▸ **WHAT IS REQUIRED**
Your reply should be one number: the count of lines holding the word "appbuilder".

▽

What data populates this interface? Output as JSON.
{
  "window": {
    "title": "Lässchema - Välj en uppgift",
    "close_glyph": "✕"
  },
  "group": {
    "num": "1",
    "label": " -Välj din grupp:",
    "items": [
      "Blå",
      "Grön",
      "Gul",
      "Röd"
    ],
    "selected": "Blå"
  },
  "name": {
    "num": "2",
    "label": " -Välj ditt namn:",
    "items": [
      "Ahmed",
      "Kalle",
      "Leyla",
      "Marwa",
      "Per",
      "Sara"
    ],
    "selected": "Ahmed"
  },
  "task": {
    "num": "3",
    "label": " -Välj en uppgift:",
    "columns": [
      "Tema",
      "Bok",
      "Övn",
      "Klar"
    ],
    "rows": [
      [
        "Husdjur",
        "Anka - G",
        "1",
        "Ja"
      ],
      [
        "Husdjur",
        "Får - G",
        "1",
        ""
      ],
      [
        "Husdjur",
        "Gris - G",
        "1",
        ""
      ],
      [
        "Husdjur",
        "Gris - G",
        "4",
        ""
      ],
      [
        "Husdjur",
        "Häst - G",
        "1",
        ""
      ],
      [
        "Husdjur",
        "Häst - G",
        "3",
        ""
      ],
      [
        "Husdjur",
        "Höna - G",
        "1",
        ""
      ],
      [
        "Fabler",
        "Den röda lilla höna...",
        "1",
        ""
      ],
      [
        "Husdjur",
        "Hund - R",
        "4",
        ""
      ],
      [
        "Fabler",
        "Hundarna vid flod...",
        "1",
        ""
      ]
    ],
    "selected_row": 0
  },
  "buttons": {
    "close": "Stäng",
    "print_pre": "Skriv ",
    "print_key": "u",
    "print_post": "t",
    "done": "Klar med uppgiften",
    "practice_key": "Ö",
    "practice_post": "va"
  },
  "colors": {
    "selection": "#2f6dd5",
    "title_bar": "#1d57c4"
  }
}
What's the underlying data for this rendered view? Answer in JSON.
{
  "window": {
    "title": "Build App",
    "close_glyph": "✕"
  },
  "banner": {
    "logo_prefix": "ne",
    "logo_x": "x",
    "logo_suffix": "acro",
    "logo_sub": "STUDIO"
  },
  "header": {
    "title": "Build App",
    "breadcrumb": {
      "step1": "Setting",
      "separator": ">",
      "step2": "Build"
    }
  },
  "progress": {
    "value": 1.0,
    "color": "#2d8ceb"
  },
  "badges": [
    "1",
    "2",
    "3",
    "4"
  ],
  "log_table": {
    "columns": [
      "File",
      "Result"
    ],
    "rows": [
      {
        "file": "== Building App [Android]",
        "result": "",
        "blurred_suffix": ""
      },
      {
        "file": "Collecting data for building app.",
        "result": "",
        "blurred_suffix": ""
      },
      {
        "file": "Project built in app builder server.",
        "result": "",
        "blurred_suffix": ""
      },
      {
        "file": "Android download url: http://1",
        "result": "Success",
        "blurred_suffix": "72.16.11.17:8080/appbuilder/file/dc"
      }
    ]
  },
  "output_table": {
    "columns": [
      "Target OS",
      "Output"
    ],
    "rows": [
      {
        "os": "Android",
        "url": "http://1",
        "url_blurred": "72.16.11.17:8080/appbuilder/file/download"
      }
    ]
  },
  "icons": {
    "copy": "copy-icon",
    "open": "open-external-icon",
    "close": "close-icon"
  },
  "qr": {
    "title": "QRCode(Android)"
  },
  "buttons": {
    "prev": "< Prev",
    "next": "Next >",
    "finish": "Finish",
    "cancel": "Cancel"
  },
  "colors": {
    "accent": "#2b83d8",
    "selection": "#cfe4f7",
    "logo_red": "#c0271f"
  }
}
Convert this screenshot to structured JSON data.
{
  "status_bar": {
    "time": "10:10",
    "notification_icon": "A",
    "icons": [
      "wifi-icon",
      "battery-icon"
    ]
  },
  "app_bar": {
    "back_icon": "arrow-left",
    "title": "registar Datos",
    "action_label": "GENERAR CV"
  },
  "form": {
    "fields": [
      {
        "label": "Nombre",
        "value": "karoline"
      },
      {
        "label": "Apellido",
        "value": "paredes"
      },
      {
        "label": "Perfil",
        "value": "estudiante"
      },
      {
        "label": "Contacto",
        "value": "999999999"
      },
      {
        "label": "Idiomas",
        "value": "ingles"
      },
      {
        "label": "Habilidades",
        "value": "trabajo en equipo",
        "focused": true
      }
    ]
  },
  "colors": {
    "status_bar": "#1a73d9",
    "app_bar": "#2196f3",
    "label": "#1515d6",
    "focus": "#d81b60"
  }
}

△

▸ **REPLY**
2